**Exercise details:**
Below is a listing to transcribe in full and exactly; keep the pictures out.

**Available records:**

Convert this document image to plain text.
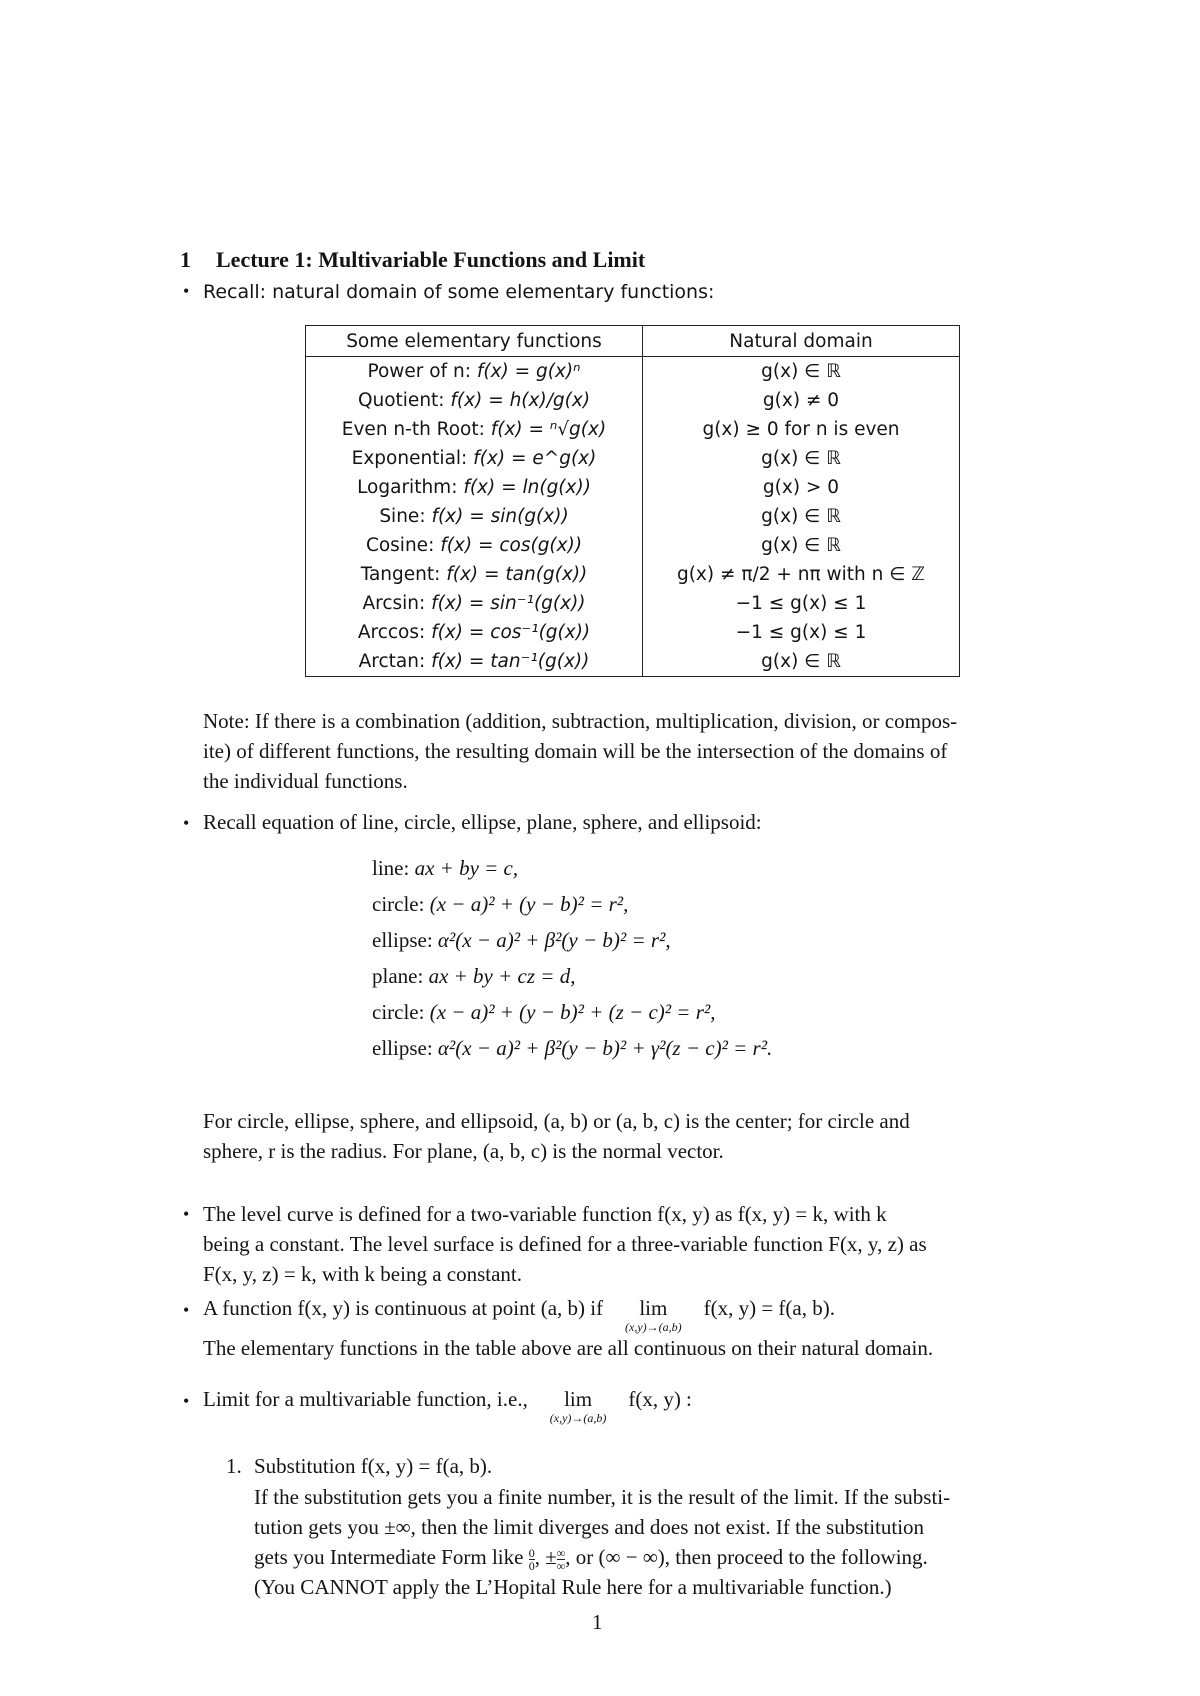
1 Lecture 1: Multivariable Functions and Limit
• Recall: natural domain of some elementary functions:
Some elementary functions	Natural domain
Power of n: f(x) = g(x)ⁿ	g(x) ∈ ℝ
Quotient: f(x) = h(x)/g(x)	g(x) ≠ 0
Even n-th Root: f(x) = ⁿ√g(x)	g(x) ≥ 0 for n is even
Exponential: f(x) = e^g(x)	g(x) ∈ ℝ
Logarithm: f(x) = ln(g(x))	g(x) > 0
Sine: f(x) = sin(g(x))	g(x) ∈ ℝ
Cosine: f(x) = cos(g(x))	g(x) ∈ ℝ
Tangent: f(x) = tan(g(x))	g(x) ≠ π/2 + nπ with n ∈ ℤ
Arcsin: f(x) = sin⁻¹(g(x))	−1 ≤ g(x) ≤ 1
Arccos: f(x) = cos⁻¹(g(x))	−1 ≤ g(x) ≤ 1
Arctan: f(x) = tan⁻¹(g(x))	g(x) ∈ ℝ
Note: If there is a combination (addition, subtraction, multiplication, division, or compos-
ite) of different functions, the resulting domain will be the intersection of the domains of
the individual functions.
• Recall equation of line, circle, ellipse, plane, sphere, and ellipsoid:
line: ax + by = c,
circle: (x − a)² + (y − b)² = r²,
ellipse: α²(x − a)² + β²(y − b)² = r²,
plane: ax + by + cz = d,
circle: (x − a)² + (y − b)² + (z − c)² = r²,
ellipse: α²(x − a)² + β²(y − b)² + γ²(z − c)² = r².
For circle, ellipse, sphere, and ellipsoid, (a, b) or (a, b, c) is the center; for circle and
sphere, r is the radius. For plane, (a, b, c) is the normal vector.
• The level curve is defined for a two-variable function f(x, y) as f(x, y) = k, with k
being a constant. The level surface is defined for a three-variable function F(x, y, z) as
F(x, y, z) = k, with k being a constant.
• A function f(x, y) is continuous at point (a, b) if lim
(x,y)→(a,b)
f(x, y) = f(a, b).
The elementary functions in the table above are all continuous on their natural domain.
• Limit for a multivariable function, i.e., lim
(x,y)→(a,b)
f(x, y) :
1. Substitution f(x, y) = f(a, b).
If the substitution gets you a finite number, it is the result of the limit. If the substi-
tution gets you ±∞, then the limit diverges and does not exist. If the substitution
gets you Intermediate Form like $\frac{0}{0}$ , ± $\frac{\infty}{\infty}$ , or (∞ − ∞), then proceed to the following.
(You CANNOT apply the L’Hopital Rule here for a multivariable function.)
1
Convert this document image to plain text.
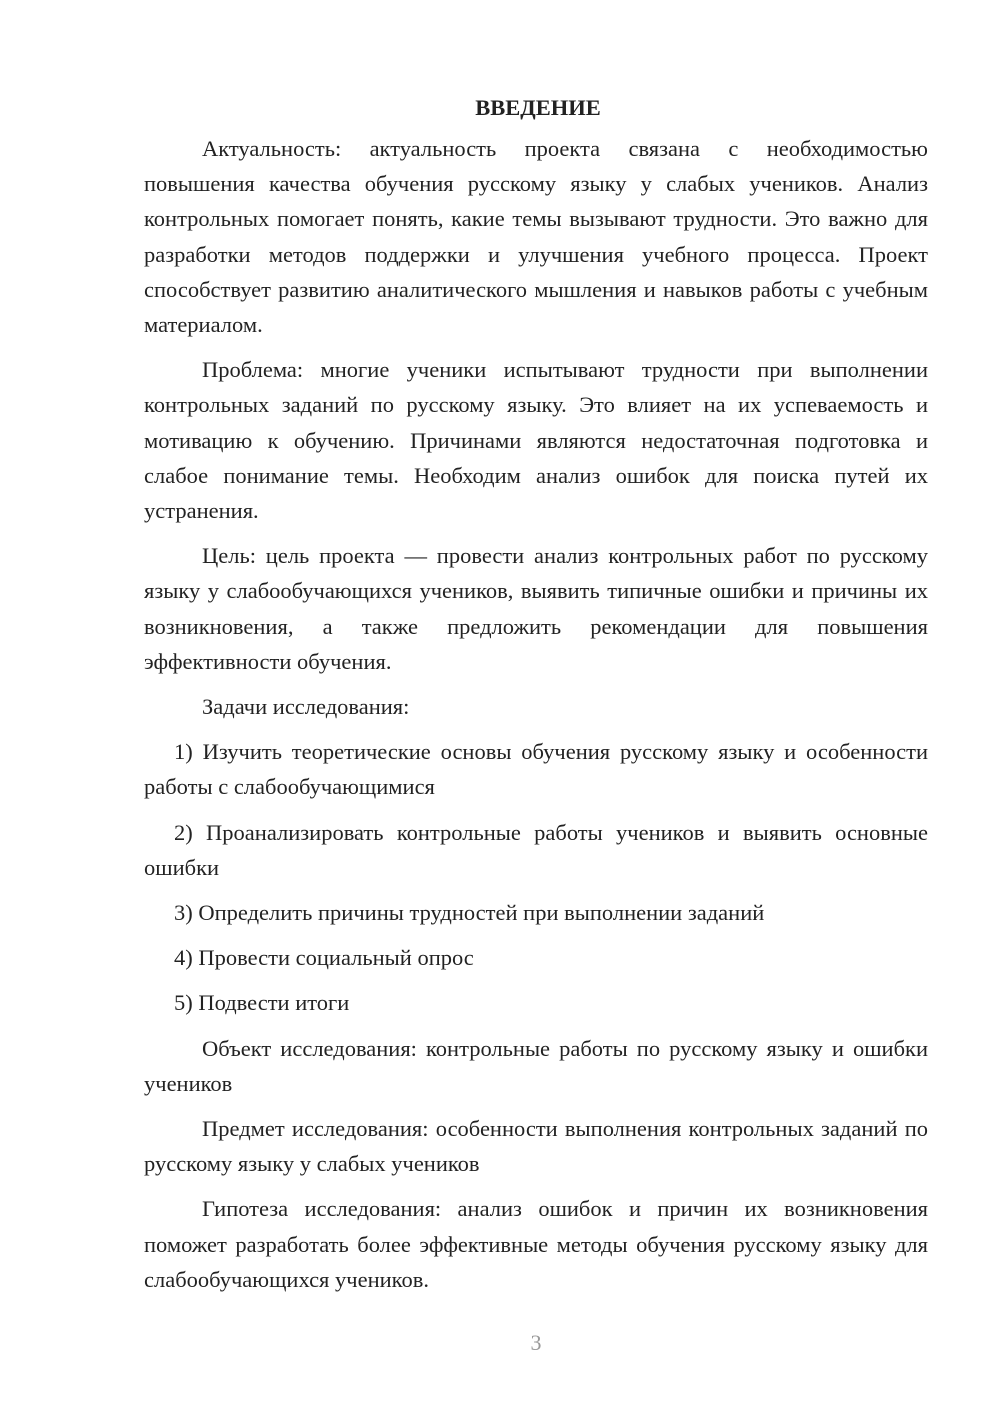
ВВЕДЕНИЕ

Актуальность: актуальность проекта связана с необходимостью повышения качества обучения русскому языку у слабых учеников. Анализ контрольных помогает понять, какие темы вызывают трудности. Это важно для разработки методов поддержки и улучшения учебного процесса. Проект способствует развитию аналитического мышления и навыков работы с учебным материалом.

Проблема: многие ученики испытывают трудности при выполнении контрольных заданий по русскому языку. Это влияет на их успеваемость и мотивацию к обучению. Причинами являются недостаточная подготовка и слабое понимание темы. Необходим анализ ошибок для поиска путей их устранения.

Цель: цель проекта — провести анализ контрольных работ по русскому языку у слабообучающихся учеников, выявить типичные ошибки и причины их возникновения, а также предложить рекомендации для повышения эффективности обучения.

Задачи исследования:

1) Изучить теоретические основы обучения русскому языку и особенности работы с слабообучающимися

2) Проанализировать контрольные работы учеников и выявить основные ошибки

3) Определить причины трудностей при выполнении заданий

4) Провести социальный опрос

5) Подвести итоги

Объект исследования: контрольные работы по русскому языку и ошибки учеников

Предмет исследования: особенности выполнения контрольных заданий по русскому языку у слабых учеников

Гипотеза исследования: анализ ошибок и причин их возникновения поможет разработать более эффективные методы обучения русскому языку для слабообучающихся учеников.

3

**Solution:**
Convert this document image to plain text.
1 Lecture 1: Multivariable Functions and Limit
• Recall: natural domain of some elementary functions:
Some elementary functions	Natural domain
Power of n: f(x) = g(x)ⁿ	g(x) ∈ ℝ
Quotient: f(x) = h(x)/g(x)	g(x) ≠ 0
Even n-th Root: f(x) = ⁿ√g(x)	g(x) ≥ 0 for n is even
Exponential: f(x) = e^g(x)	g(x) ∈ ℝ
Logarithm: f(x) = ln(g(x))	g(x) > 0
Sine: f(x) = sin(g(x))	g(x) ∈ ℝ
Cosine: f(x) = cos(g(x))	g(x) ∈ ℝ
Tangent: f(x) = tan(g(x))	g(x) ≠ π/2 + nπ with n ∈ ℤ
Arcsin: f(x) = sin⁻¹(g(x))	−1 ≤ g(x) ≤ 1
Arccos: f(x) = cos⁻¹(g(x))	−1 ≤ g(x) ≤ 1
Arctan: f(x) = tan⁻¹(g(x))	g(x) ∈ ℝ
Note: If there is a combination (addition, subtraction, multiplication, division, or compos-
ite) of different functions, the resulting domain will be the intersection of the domains of
the individual functions.
• Recall equation of line, circle, ellipse, plane, sphere, and ellipsoid:
line: ax + by = c,
circle: (x − a)² + (y − b)² = r²,
ellipse: α²(x − a)² + β²(y − b)² = r²,
plane: ax + by + cz = d,
circle: (x − a)² + (y − b)² + (z − c)² = r²,
ellipse: α²(x − a)² + β²(y − b)² + γ²(z − c)² = r².
For circle, ellipse, sphere, and ellipsoid, (a, b) or (a, b, c) is the center; for circle and
sphere, r is the radius. For plane, (a, b, c) is the normal vector.
• The level curve is defined for a two-variable function f(x, y) as f(x, y) = k, with k
being a constant. The level surface is defined for a three-variable function F(x, y, z) as
F(x, y, z) = k, with k being a constant.
• A function f(x, y) is continuous at point (a, b) if lim
(x,y)→(a,b)
f(x, y) = f(a, b).
The elementary functions in the table above are all continuous on their natural domain.
• Limit for a multivariable function, i.e., lim
(x,y)→(a,b)
f(x, y) :
1. Substitution f(x, y) = f(a, b).
If the substitution gets you a finite number, it is the result of the limit. If the substi-
tution gets you ±∞, then the limit diverges and does not exist. If the substitution
gets you Intermediate Form like $\frac{0}{0}$ , ± $\frac{\infty}{\infty}$ , or (∞ − ∞), then proceed to the following.
(You CANNOT apply the L’Hopital Rule here for a multivariable function.)
1
Convert this document image to plain text.
ВВЕДЕНИЕ

Актуальность: актуальность проекта связана с необходимостью повышения качества обучения русскому языку у слабых учеников. Анализ контрольных помогает понять, какие темы вызывают трудности. Это важно для разработки методов поддержки и улучшения учебного процесса. Проект способствует развитию аналитического мышления и навыков работы с учебным материалом.

Проблема: многие ученики испытывают трудности при выполнении контрольных заданий по русскому языку. Это влияет на их успеваемость и мотивацию к обучению. Причинами являются недостаточная подготовка и слабое понимание темы. Необходим анализ ошибок для поиска путей их устранения.

Цель: цель проекта — провести анализ контрольных работ по русскому языку у слабообучающихся учеников, выявить типичные ошибки и причины их возникновения, а также предложить рекомендации для повышения эффективности обучения.

Задачи исследования:

1) Изучить теоретические основы обучения русскому языку и особенности работы с слабообучающимися

2) Проанализировать контрольные работы учеников и выявить основные ошибки

3) Определить причины трудностей при выполнении заданий

4) Провести социальный опрос

5) Подвести итоги

Объект исследования: контрольные работы по русскому языку и ошибки учеников

Предмет исследования: особенности выполнения контрольных заданий по русскому языку у слабых учеников

Гипотеза исследования: анализ ошибок и причин их возникновения поможет разработать более эффективные методы обучения русскому языку для слабообучающихся учеников.

3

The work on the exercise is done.